• Work required:
Return all of the data exactly as written, without the pictures.
## begin Given records
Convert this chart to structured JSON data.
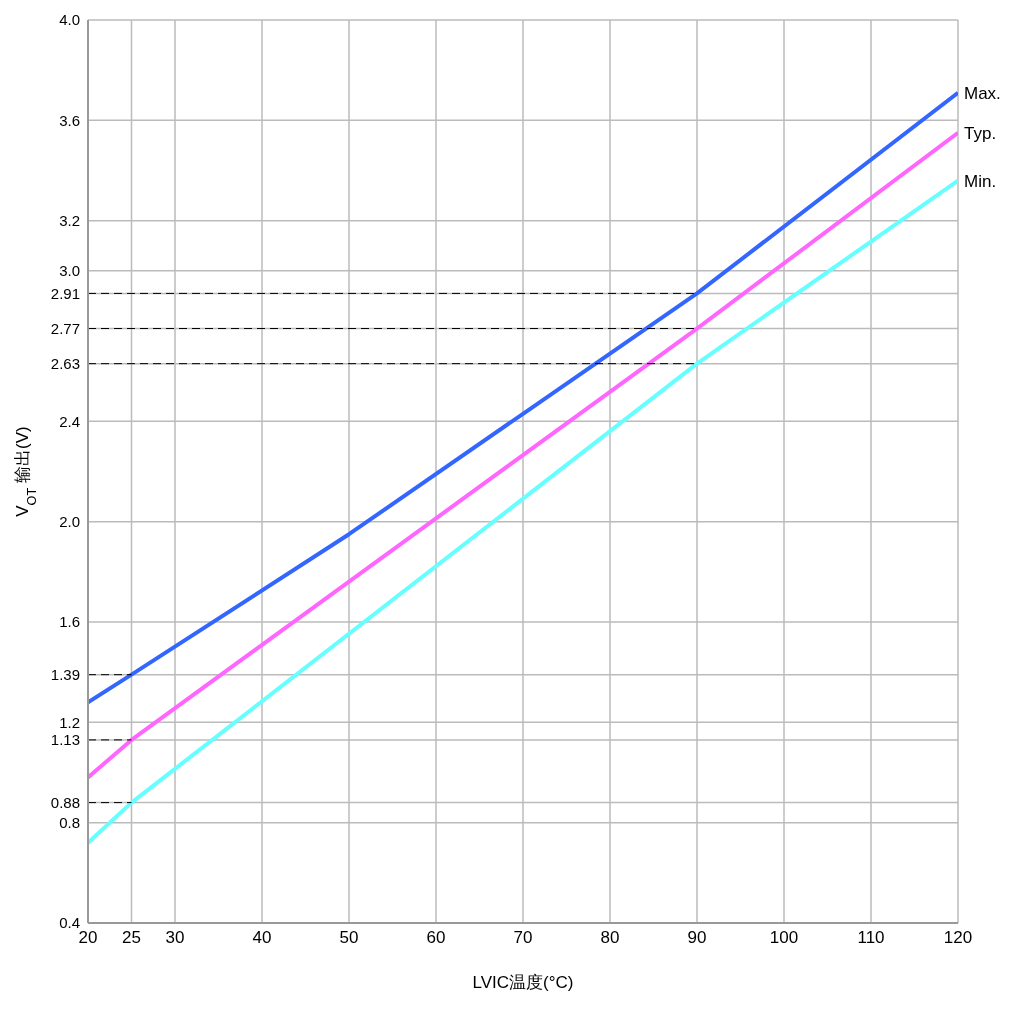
{
  "chart_data": {
    "type": "line",
    "xlabel": "LVIC温度(°C)",
    "ylabel": "V$_{OT}$ 输出(V)",
    "xlim": [
      20,
      120
    ],
    "xticks": [
      20,
      25,
      30,
      40,
      50,
      60,
      70,
      80,
      90,
      100,
      110,
      120
    ],
    "ylim": [
      0.4,
      4.0
    ],
    "yticks": [
      0.4,
      0.8,
      0.88,
      1.13,
      1.2,
      1.39,
      1.6,
      {
        "value": 2,
        "label": "2.0"
      },
      2.4,
      2.63,
      2.77,
      2.91,
      {
        "value": 3,
        "label": "3.0"
      },
      3.2,
      3.6,
      {
        "value": 4,
        "label": "4.0"
      }
    ],
    "grid": true,
    "line_style": "solid",
    "marker": "none",
    "series": [
      {
        "name": "Max.",
        "color": "#3366ff",
        "x": [
          20,
          25,
          50,
          70,
          90,
          120
        ],
        "values": [
          1.28,
          1.39,
          1.95,
          2.43,
          2.91,
          3.71
        ]
      },
      {
        "name": "Typ.",
        "color": "#ff66ff",
        "x": [
          20,
          25,
          90,
          120
        ],
        "values": [
          0.98,
          1.13,
          2.77,
          3.55
        ]
      },
      {
        "name": "Min.",
        "color": "#66ffff",
        "x": [
          20,
          25,
          90,
          120
        ],
        "values": [
          0.72,
          0.88,
          2.63,
          3.36
        ]
      },
      {
        "color": "#000000",
        "line_style": "dashed",
        "x": [
          20,
          90
        ],
        "values": [
          2.91,
          2.91
        ]
      },
      {
        "color": "#000000",
        "line_style": "dashed",
        "x": [
          20,
          90
        ],
        "values": [
          2.77,
          2.77
        ]
      },
      {
        "color": "#000000",
        "line_style": "dashed",
        "x": [
          20,
          90
        ],
        "values": [
          2.63,
          2.63
        ]
      },
      {
        "color": "#000000",
        "line_style": "dashed",
        "x": [
          20,
          25
        ],
        "values": [
          1.39,
          1.39
        ]
      },
      {
        "color": "#000000",
        "line_style": "dashed",
        "x": [
          20,
          25
        ],
        "values": [
          1.13,
          1.13
        ]
      },
      {
        "color": "#000000",
        "line_style": "dashed",
        "x": [
          20,
          25
        ],
        "values": [
          0.88,
          0.88
        ]
      }
    ]
  }
}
## end Given records
• Exercise output:
Convert this chart to structured JSON data.
{
  "chart_data": {
    "type": "line",
    "xlabel": "LVIC温度(°C)",
    "ylabel": "V$_{OT}$ 输出(V)",
    "xlim": [
      20,
      120
    ],
    "xticks": [
      20,
      25,
      30,
      40,
      50,
      60,
      70,
      80,
      90,
      100,
      110,
      120
    ],
    "ylim": [
      0.4,
      4.0
    ],
    "yticks": [
      0.4,
      0.8,
      0.88,
      1.13,
      1.2,
      1.39,
      1.6,
      {
        "value": 2,
        "label": "2.0"
      },
      2.4,
      2.63,
      2.77,
      2.91,
      {
        "value": 3,
        "label": "3.0"
      },
      3.2,
      3.6,
      {
        "value": 4,
        "label": "4.0"
      }
    ],
    "grid": true,
    "line_style": "solid",
    "marker": "none",
    "series": [
      {
        "name": "Max.",
        "color": "#3366ff",
        "x": [
          20,
          25,
          50,
          70,
          90,
          120
        ],
        "values": [
          1.28,
          1.39,
          1.95,
          2.43,
          2.91,
          3.71
        ]
      },
      {
        "name": "Typ.",
        "color": "#ff66ff",
        "x": [
          20,
          25,
          90,
          120
        ],
        "values": [
          0.98,
          1.13,
          2.77,
          3.55
        ]
      },
      {
        "name": "Min.",
        "color": "#66ffff",
        "x": [
          20,
          25,
          90,
          120
        ],
        "values": [
          0.72,
          0.88,
          2.63,
          3.36
        ]
      },
      {
        "color": "#000000",
        "line_style": "dashed",
        "x": [
          20,
          90
        ],
        "values": [
          2.91,
          2.91
        ]
      },
      {
        "color": "#000000",
        "line_style": "dashed",
        "x": [
          20,
          90
        ],
        "values": [
          2.77,
          2.77
        ]
      },
      {
        "color": "#000000",
        "line_style": "dashed",
        "x": [
          20,
          90
        ],
        "values": [
          2.63,
          2.63
        ]
      },
      {
        "color": "#000000",
        "line_style": "dashed",
        "x": [
          20,
          25
        ],
        "values": [
          1.39,
          1.39
        ]
      },
      {
        "color": "#000000",
        "line_style": "dashed",
        "x": [
          20,
          25
        ],
        "values": [
          1.13,
          1.13
        ]
      },
      {
        "color": "#000000",
        "line_style": "dashed",
        "x": [
          20,
          25
        ],
        "values": [
          0.88,
          0.88
        ]
      }
    ]
  }
}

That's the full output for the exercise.